Given passage:
<<<<

We apply the methodology described above to a homogeneous cylindrical reservoir with wellbore and open-outer-boundary radii of 0.1 m and 100 m, respectively. The superficial velocity varies by a factor of 1000 from the outer radius to the wellbore radius. Experimental data on the non-Newtonian behavior of foam in the high-quality regime extend over ranges very much smaller than this (cf. Fig. 1); thus, our results illustrate the implications if these trends continue over a much-wider range of velocities.

The STARS foam model is able to reproduce an abrupt, though not complete, foam collapse at a water-saturation value fmdry (previously referred as Sw*) (Computer Modeling Group. 2015; Cheng et al. 2000). However, this version of the dry-out function can underestimate the injectivity observed in the field during gas injection in a SAG (Rossen et al. 2017). Therefore, in this study, we use the Namdar-Zanganeh modification of this model, which assumes complete foam collapse at residual water saturation Swr (Namdar-Zanganeh et al. 2011; Rossen et al. 2016). See “Appendix A” for a description of the foam model used in this study.

>>>>

Required task 1:
Check (a), (b) and (c) against the foam-model passage. For each one, answer yes or no and quote the words that decide it. (a) The wellbore radius is 0.1 m and the open outer boundary lies at 100 m. (b) The STARS foam model reproduces a complete foam collapse at the water saturation fmdry. (c) From the outer radius to the wellbore radius, the superficial velocity changes by a factor of 100.
Required task 2:
Duplicate the foam-model passage from "The STARS foam" up to and including "in this study.".

Dataset content:
<<<<

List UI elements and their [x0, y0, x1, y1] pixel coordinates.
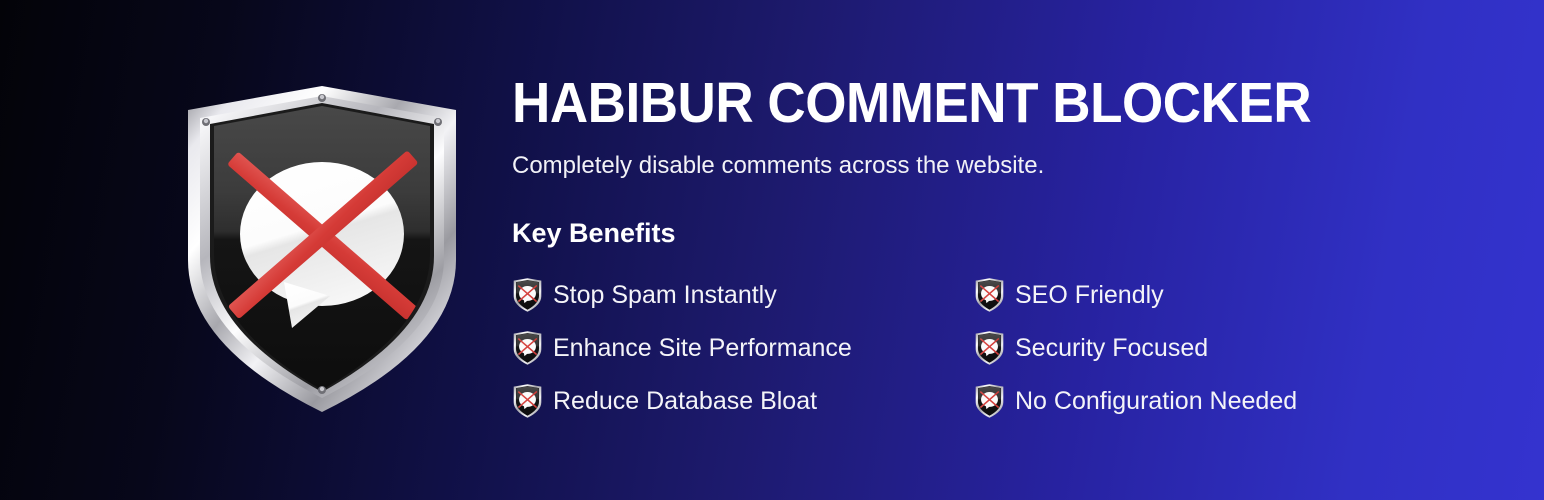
shield-blocked-comment-icon	[512, 278, 543, 312]
subtitle: Completely disable comments across the w…	[512, 151, 1044, 181]
benefits-column-left: Stop Spam Instantly Enhance Site Perform…	[512, 268, 852, 427]
benefits-column-right: SEO Friendly Security Focused	[974, 268, 1297, 427]
list-item: Security Focused	[974, 321, 1297, 374]
shield-blocked-comment-icon	[974, 331, 1005, 365]
list-item: Reduce Database Bloat	[512, 374, 852, 427]
shield-blocked-comment-icon	[512, 331, 543, 365]
list-item-label: Enhance Site Performance	[553, 334, 852, 362]
list-item: Enhance Site Performance	[512, 321, 852, 374]
shield-blocked-comment-icon	[512, 384, 543, 418]
shield-blocked-comment-icon	[974, 384, 1005, 418]
list-item: SEO Friendly	[974, 268, 1297, 321]
list-item-label: Stop Spam Instantly	[553, 281, 777, 309]
list-item: Stop Spam Instantly	[512, 268, 852, 321]
list-item-label: Security Focused	[1015, 334, 1208, 362]
shield-blocked-comment-icon	[974, 278, 1005, 312]
page-title: HABIBUR COMMENT BLOCKER	[512, 74, 1311, 132]
list-item-label: SEO Friendly	[1015, 281, 1164, 309]
banner-content: HABIBUR COMMENT BLOCKER Completely disab…	[512, 0, 1544, 500]
comment-blocker-shield-logo	[180, 84, 464, 414]
list-item-label: Reduce Database Bloat	[553, 387, 817, 415]
promo-banner: HABIBUR COMMENT BLOCKER Completely disab…	[0, 0, 1544, 500]
list-item-label: No Configuration Needed	[1015, 387, 1297, 415]
benefits-heading: Key Benefits	[512, 216, 676, 250]
list-item: No Configuration Needed	[974, 374, 1297, 427]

>>>>

Complete response 1:
(a) Yes: "wellbore and open-outer-boundary radii of 0.1 m and 100 m, respectively"
(b) No: "an abrupt, though not complete, foam collapse at a water-saturation value fmdry"
(c) No: "The superficial velocity varies by a factor of 1000"

Complete response 2:
The STARS foam model is able to reproduce an abrupt, though not complete, foam collapse at a water-saturation value fmdry (previously referred as Sw*) (Computer Modeling Group. 2015; Cheng et al. 2000). However, this version of the dry-out function can underestimate the injectivity observed in the field during gas injection in a SAG (Rossen et al. 2017). Therefore, in this study, we use the Namdar-Zanganeh modification of this model, which assumes complete foam collapse at residual water saturation Swr (Namdar-Zanganeh et al. 2011; Rossen et al. 2016). See “Appendix A” for a description of the foam model used in this study.